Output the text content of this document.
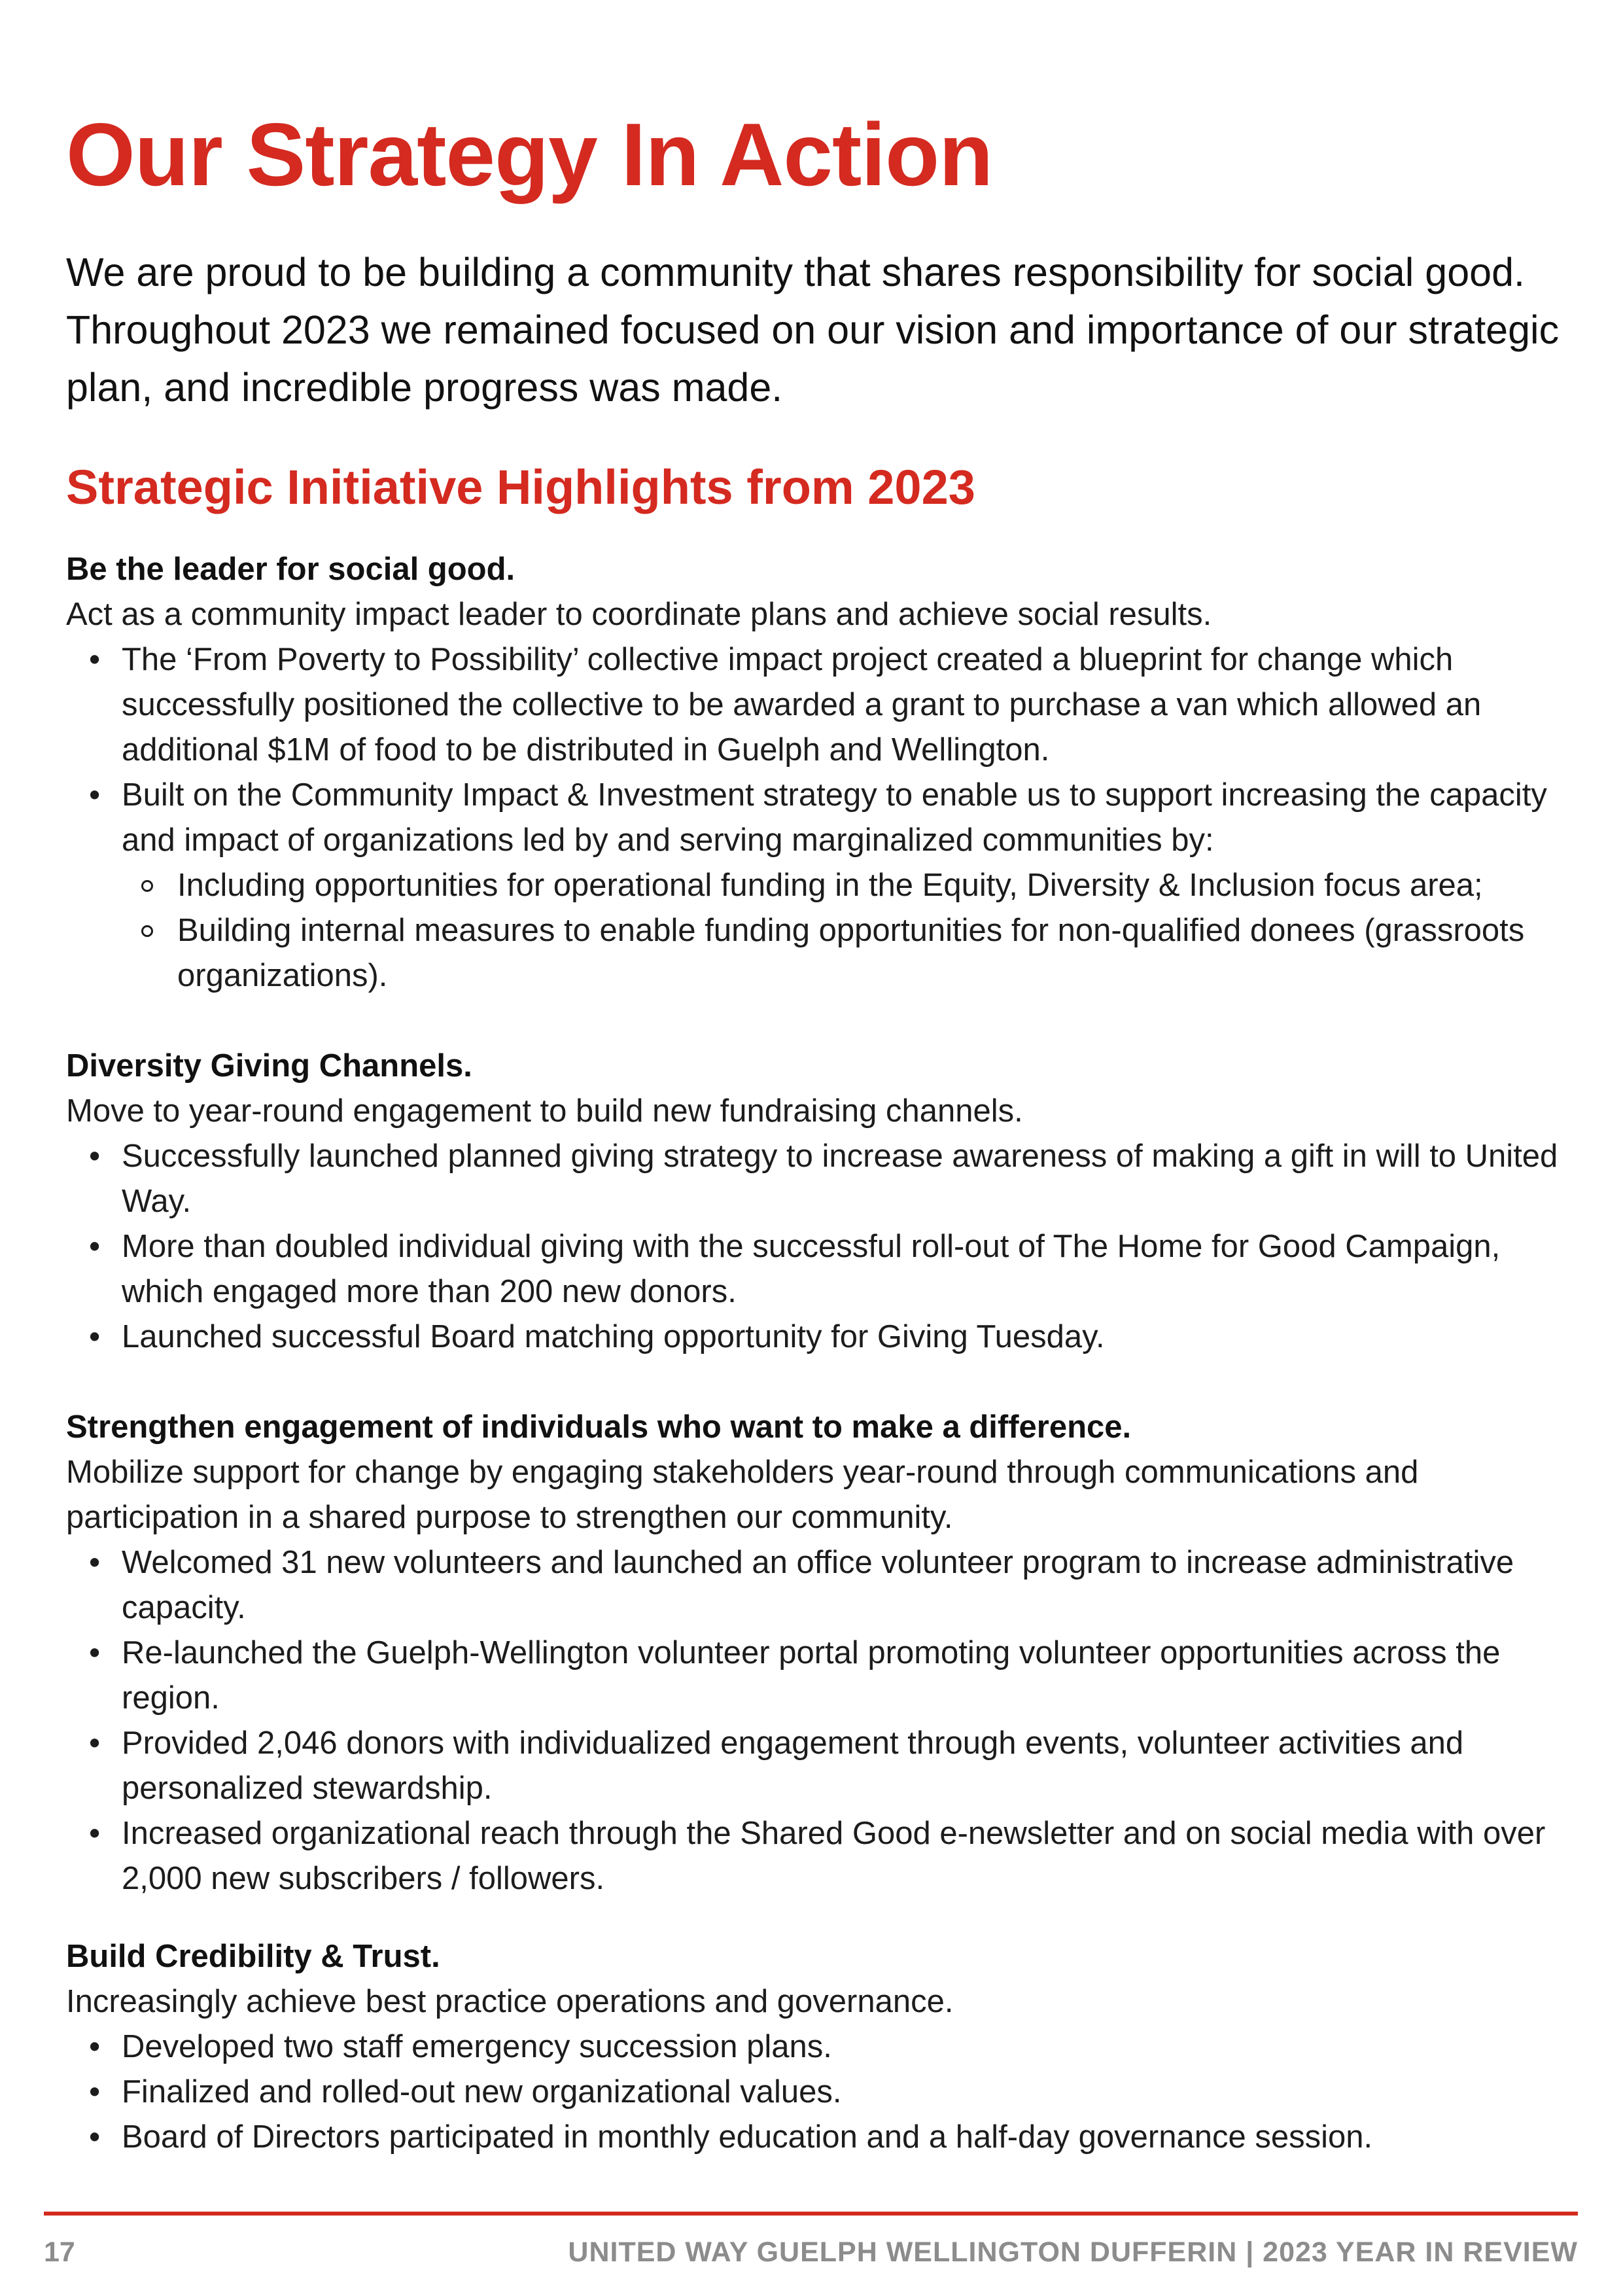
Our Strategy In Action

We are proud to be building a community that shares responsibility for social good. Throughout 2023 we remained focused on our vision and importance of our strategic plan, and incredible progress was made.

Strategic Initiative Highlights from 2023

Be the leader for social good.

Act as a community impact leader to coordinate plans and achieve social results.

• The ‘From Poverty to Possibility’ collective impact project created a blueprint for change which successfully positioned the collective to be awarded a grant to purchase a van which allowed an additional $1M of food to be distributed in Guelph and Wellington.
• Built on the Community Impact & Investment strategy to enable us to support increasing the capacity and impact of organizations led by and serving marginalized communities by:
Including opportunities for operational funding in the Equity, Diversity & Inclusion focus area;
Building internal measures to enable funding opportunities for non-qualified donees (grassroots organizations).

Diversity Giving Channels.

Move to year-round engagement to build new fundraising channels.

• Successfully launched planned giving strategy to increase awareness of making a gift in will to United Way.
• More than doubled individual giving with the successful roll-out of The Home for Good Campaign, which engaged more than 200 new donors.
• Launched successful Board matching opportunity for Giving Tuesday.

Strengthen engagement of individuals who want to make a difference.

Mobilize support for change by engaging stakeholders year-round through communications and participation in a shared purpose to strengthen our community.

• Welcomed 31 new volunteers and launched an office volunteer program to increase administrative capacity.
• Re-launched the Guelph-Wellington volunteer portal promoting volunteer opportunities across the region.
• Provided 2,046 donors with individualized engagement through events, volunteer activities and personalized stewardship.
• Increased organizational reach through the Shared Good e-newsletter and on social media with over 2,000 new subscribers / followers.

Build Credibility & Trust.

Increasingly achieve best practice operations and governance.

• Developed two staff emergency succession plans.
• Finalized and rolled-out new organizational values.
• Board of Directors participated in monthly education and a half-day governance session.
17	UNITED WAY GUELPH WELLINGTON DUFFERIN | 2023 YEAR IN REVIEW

+ + + + + + +

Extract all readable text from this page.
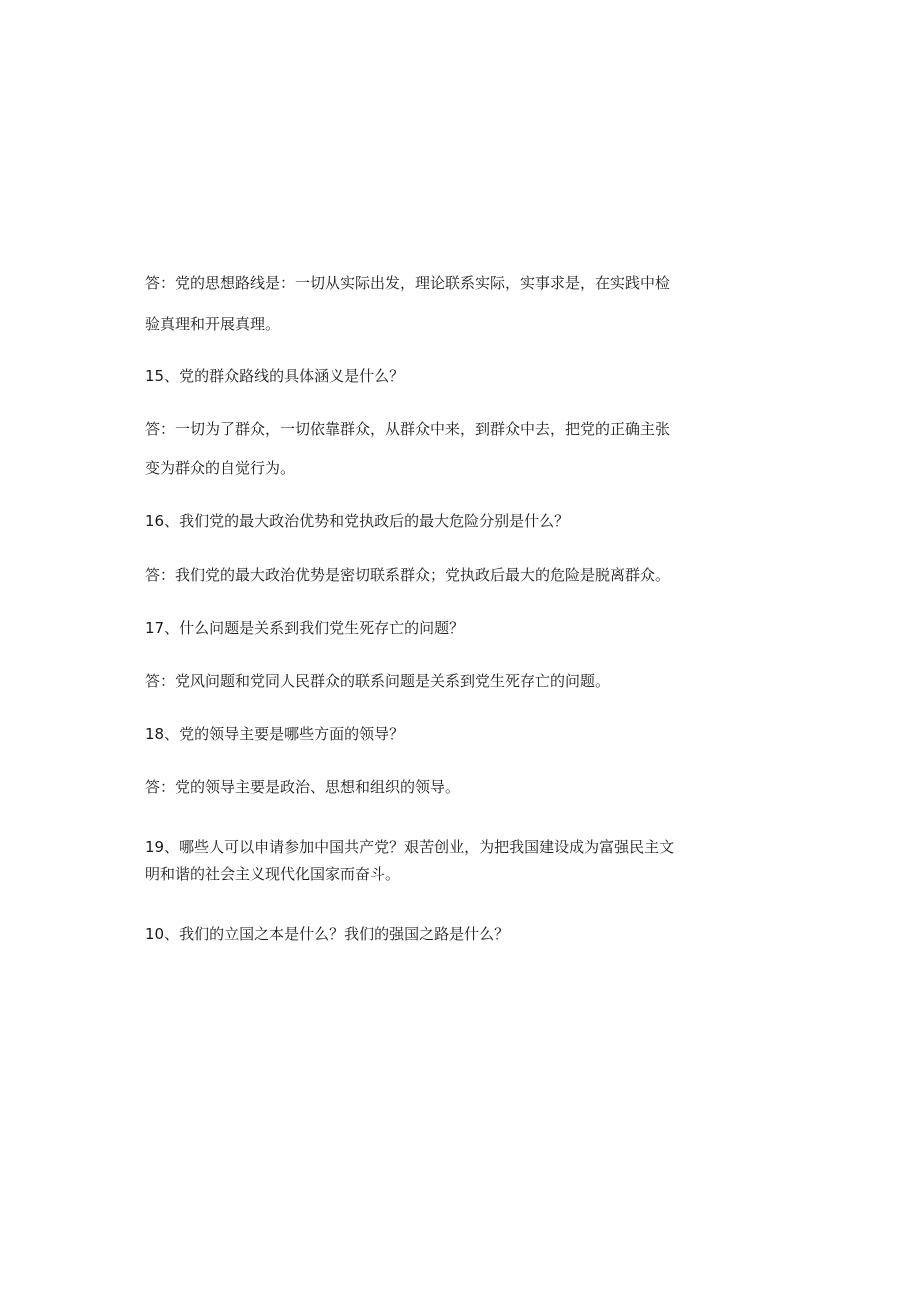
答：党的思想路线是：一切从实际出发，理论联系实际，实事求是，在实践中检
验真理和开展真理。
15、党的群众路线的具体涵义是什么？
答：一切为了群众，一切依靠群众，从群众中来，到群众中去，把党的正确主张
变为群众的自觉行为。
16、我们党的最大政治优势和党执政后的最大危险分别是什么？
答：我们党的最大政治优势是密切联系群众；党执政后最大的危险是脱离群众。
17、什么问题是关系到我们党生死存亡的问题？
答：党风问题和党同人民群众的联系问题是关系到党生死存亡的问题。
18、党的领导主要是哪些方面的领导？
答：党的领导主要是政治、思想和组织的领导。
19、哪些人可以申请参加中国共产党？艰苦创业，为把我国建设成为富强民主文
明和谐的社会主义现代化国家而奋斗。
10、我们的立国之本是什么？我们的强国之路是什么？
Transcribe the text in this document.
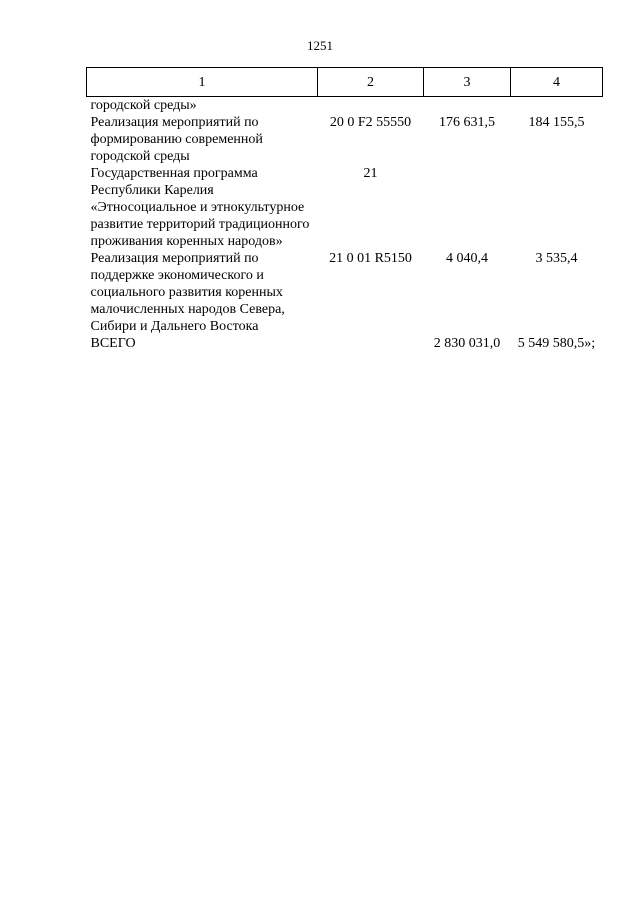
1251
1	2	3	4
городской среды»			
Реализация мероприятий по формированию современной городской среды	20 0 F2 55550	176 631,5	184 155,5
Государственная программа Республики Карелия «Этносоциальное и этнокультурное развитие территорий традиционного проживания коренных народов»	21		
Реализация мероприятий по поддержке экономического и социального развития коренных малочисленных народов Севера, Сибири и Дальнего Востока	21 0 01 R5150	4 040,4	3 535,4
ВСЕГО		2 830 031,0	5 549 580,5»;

+ + + + + + +

■ WHAT IS REQUIRED ■
Find all lines where the word "organizations" appears. Copy them.

■ EXERCISE ANSWER ■
• Built on the Community Impact & Investment strategy to enable us to support increasing the capacity and impact of organizations led by and serving marginalized communities by:
Building internal measures to enable funding opportunities for non-qualified donees (grassroots organizations).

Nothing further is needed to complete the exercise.